• Saved data entries:
- - -

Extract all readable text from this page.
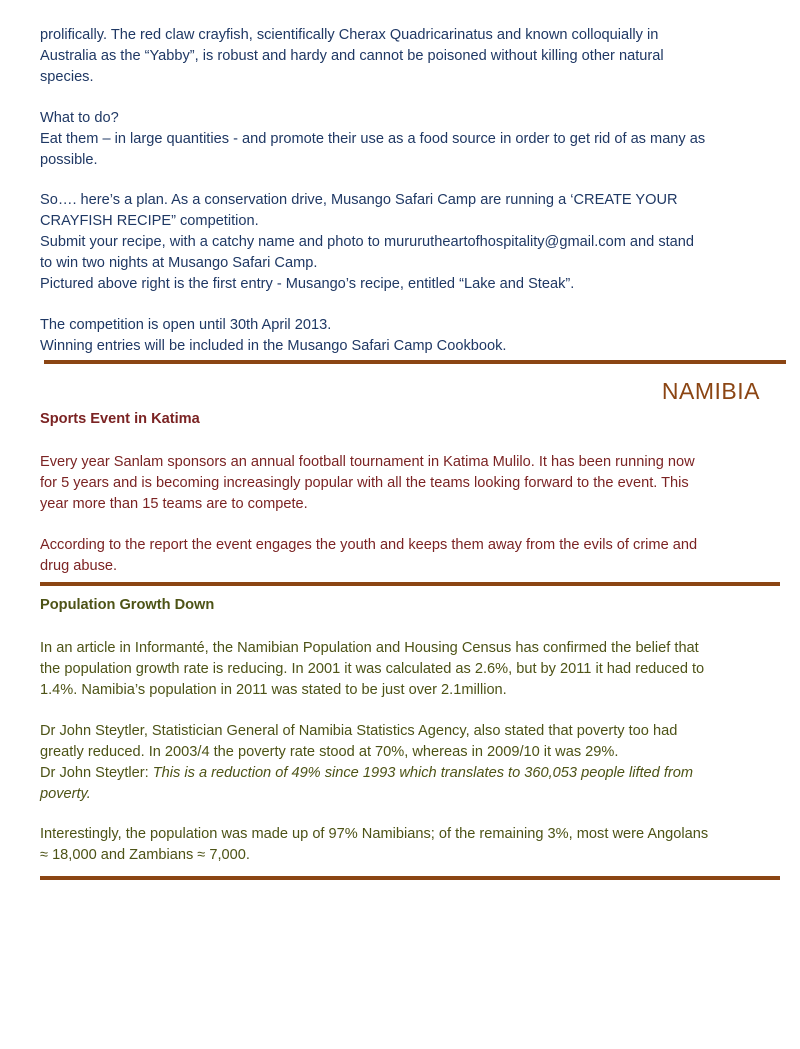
prolifically. The red claw crayfish, scientifically Cherax Quadricarinatus and known colloquially in
Australia as the “Yabby”, is robust and hardy and cannot be poisoned without killing other natural
species.
What to do?
Eat them – in large quantities - and promote their use as a food source in order to get rid of as many as
possible.
So…. here’s a plan. As a conservation drive, Musango Safari Camp are running a ‘CREATE YOUR
CRAYFISH RECIPE” competition.
Submit your recipe, with a catchy name and photo to mururutheartofhospitality@gmail.com and stand
to win two nights at Musango Safari Camp.
Pictured above right is the first entry - Musango’s recipe, entitled “Lake and Steak”.
The competition is open until 30th April 2013.
Winning entries will be included in the Musango Safari Camp Cookbook.
NAMIBIA
Sports Event in Katima
Every year Sanlam sponsors an annual football tournament in Katima Mulilo. It has been running now
for 5 years and is becoming increasingly popular with all the teams looking forward to the event. This
year more than 15 teams are to compete.
According to the report the event engages the youth and keeps them away from the evils of crime and
drug abuse.
Population Growth Down
In an article in Informanté, the Namibian Population and Housing Census has confirmed the belief that
the population growth rate is reducing. In 2001 it was calculated as 2.6%, but by 2011 it had reduced to
1.4%. Namibia’s population in 2011 was stated to be just over 2.1million.
Dr John Steytler, Statistician General of Namibia Statistics Agency, also stated that poverty too had
greatly reduced. In 2003/4 the poverty rate stood at 70%, whereas in 2009/10 it was 29%.
Dr John Steytler: This is a reduction of 49% since 1993 which translates to 360,053 people lifted from
poverty.
Interestingly, the population was made up of 97% Namibians; of the remaining 3%, most were Angolans
≈ 18,000 and Zambians ≈ 7,000.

- - -

• What to do: Take every line from the data that contains the word "teams".

• Solution for this problem:
for 5 years and is becoming increasingly popular with all the teams looking forward to the event. This
year more than 15 teams are to compete.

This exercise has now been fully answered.